_Série d'exercices:_
[A] D'après l'article sur l'économie canadienne et la campagne électorale, qui est le critique libéral en matière de finance?
[B] Poursuivez, s'il vous plaît, l'article sur l'économie canadienne et la campagne électorale à partir de sa dernière phrase.

_Texte proposé:_
____

Vendredi, le Globe and Mail, la voix traditionnelle de Bay Street, a réprimandé le premier ministre dans un éditorial intitulé « Ce n’est pas du leadership : le Canada doit accepter la vérité sur l’économie. » Le Globe a mis en garde que les affirmations roses de Harper « commencent à être moins efficaces. … Il a tort de penser, s’il le pense vraiment, que la contagion aux Etats-Unis ne va pas nous affaiblir au Canada. » Après avoir expliqué que les gouvernements en Europe sont en train de formuler des plans d’urgence afin de contenir l’hémorragie du système financier, le Globe observa que le seul pays qui « n’est même pas dans la partie est le voisin le plus près des Etats-Unis et le plus grand partenaire commercial des Etats-Unis. »

 

Dans une tentative de raviver la faible campagne des libéraux, Dion a annoncé, au début du débat en français, que son parti a un « plan en cinq point » pour faire face à l’urgence économique. Hormis l’implantation accélérée des propositions des libéraux pour augmenter les dépenses sur les infrastructures publiques, le plan est à peine plus qu’une série de rapports sur la situation économique et les règlementations du monde de la finance et des réunions parmi les hauts dirigeants.

 

En réponse aux questions des journalistes, le critique libéral en matière de finance, John McCallum, a expliqué que les libéraux avaient l’intention de générer le type de consensus dans l’establishment que le gouvernement Chrétien avait développé au milieu des années 1990 sur la nécessité d’éliminer le déficit du budget fédéral — un consensus qui s’était rapidement transféré dans les plus grandes coupes de dépenses publiques de l’histoire canadienne, incluant des coupes massives dans les transferts aux provinces qui financent les soins de santé, l’éducation post-secondaire et l’aide sociale ainsi que le pillage du programme d’assurance-chômage.

____

_Entrées fournies:_
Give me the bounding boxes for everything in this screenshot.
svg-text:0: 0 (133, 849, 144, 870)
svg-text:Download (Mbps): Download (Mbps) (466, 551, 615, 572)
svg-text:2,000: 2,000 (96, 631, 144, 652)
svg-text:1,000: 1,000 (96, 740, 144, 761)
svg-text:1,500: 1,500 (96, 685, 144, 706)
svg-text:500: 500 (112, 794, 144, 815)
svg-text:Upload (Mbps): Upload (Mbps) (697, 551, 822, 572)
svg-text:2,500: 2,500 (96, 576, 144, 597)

____

_Réponses:_
[A] John McCallum.

[B]
 

En réponse à la crise économique qui s’aggrave, les libéraux ont régulièrement attaqué les conservateurs de la droite. Ils argumentent qu’un gouvernement libéral implanterait de plus grandes coupes d’impôts aux particuliers et aux entreprises que les conservateurs et ils contrastent le passé de coupures budgétaires — et d’impôts — des gouvernements Chrétien-Martin avec les politiques fiscales « imprudentes » de Harper.

 

Les libéraux, tout comme le NPD et le BQ, ont défendu les récriminations de sections de la grande entreprise en Ontario et au Québec selon lesquelles le gouvernement Harper n’a pas mobilisé agressivement les ressources de l’Etat pour les aider à résister à l’impact grandissant de la compétition étrangère et de la montée de la valeur du dollar canadien. « Nous avons un plan pour le secteur manufacturier » a déclaré Dion « pour investir dans celui-ci, pour attirer des investissements de partout dans le monde ». À l’inverse, a dit Dion, les conservateurs « ont cette approche de laissez-faire » et disent « ce n’est pas notre boulot de choisir entre les gagnants et les perdants », et ils cèdent aux « gouverneurs des Etats-Unis et de partout dans le monde » l’avantage dans la quête des investissements.

 

L’affirmation de Dion selon laquelle son parti est séparé des conservateurs par un grand gouffre idéologique fut niée par Layton, qui a fait le point évident que les Libéraux ont voté en faveur du gouvernement conservateur minoritaire de Harper à plus de 40 occasions. Dion n’avait littéralement aucune réponse à donner.

Le chef du NPD a mis l’emphase sur son appel à l’annulation des coupes d’impôts pour les entreprises des conservateurs et s’est présenté comme un chef qui répondrait aux inquiétudes des canadiens ordinaires et non de celles de la grande entreprise.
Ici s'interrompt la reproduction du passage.